-- TASK DIRECTIONS --
Search the material for the word "data" and copy each line that holds it.

## Begin TASK INPUT

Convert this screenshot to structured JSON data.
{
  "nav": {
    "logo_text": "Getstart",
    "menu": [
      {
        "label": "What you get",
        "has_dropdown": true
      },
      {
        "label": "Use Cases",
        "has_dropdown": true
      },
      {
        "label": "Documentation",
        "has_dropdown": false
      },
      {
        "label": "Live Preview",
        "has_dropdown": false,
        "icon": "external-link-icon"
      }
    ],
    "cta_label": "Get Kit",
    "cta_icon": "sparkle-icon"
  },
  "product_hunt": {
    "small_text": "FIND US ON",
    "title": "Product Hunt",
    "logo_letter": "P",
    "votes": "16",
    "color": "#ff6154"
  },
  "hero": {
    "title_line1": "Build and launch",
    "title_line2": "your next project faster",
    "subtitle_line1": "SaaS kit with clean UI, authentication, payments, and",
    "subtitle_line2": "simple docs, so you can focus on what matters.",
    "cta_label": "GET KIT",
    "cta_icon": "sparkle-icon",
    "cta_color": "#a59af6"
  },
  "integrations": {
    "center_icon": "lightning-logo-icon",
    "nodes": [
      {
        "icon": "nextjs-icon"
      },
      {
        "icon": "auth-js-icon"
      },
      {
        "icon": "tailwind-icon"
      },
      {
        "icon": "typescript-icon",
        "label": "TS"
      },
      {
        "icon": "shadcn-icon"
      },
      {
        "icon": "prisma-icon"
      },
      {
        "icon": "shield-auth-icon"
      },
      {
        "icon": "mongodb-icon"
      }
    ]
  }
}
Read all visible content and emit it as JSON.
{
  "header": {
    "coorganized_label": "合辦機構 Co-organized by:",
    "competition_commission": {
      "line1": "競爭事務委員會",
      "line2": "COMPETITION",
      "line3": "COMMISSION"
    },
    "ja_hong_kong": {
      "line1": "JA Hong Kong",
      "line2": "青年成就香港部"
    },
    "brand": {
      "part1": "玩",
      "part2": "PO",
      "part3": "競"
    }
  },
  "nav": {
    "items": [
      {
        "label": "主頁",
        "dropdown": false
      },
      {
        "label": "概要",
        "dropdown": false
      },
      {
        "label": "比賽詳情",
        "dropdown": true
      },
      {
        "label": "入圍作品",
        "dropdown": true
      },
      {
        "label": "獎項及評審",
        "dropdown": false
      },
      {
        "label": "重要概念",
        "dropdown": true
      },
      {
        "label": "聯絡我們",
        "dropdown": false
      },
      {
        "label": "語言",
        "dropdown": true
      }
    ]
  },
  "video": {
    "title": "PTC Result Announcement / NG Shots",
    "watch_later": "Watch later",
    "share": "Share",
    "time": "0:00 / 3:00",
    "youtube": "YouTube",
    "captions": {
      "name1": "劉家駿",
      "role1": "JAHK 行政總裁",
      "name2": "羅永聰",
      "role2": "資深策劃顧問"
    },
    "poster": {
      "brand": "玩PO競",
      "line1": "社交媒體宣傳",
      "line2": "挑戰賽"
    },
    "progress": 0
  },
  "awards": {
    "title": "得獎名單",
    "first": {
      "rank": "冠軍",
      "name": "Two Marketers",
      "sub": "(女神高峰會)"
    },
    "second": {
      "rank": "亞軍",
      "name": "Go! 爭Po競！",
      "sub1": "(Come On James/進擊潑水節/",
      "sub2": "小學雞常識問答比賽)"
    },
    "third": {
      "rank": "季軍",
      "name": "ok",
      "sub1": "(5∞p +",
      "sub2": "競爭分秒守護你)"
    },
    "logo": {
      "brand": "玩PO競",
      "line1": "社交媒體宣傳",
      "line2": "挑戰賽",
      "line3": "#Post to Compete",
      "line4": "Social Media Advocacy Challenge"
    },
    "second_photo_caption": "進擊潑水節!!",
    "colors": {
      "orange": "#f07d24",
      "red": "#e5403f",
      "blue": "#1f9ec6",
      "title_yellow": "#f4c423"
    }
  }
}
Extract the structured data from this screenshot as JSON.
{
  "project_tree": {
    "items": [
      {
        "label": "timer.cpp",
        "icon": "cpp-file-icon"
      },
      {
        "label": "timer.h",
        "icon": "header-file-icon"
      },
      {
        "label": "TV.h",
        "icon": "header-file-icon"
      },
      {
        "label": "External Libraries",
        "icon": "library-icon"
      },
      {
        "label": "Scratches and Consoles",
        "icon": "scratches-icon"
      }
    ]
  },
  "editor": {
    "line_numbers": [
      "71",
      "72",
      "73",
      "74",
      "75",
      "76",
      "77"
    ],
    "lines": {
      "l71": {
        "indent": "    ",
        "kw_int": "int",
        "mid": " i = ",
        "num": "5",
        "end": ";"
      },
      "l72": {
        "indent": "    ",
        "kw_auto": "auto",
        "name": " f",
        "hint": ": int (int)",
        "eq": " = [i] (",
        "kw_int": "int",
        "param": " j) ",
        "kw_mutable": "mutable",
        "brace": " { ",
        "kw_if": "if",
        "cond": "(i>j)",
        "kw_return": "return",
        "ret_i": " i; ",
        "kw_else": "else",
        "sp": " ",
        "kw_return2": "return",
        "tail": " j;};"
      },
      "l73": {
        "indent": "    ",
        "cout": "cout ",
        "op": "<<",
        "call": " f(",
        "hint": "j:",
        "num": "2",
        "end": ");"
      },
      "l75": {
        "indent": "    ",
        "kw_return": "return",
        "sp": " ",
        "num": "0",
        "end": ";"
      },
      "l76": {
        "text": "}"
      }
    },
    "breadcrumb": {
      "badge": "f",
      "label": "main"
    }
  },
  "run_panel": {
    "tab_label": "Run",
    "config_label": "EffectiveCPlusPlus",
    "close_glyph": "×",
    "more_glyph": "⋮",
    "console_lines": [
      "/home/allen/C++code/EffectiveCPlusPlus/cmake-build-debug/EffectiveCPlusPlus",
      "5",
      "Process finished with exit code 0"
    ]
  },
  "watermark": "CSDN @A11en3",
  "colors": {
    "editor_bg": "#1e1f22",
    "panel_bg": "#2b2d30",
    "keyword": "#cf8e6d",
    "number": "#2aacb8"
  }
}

## End TASK INPUT

-- CORRECT ANSWER --
Convert this screenshot to structured JSON data.
Extract the structured data from this screenshot as JSON.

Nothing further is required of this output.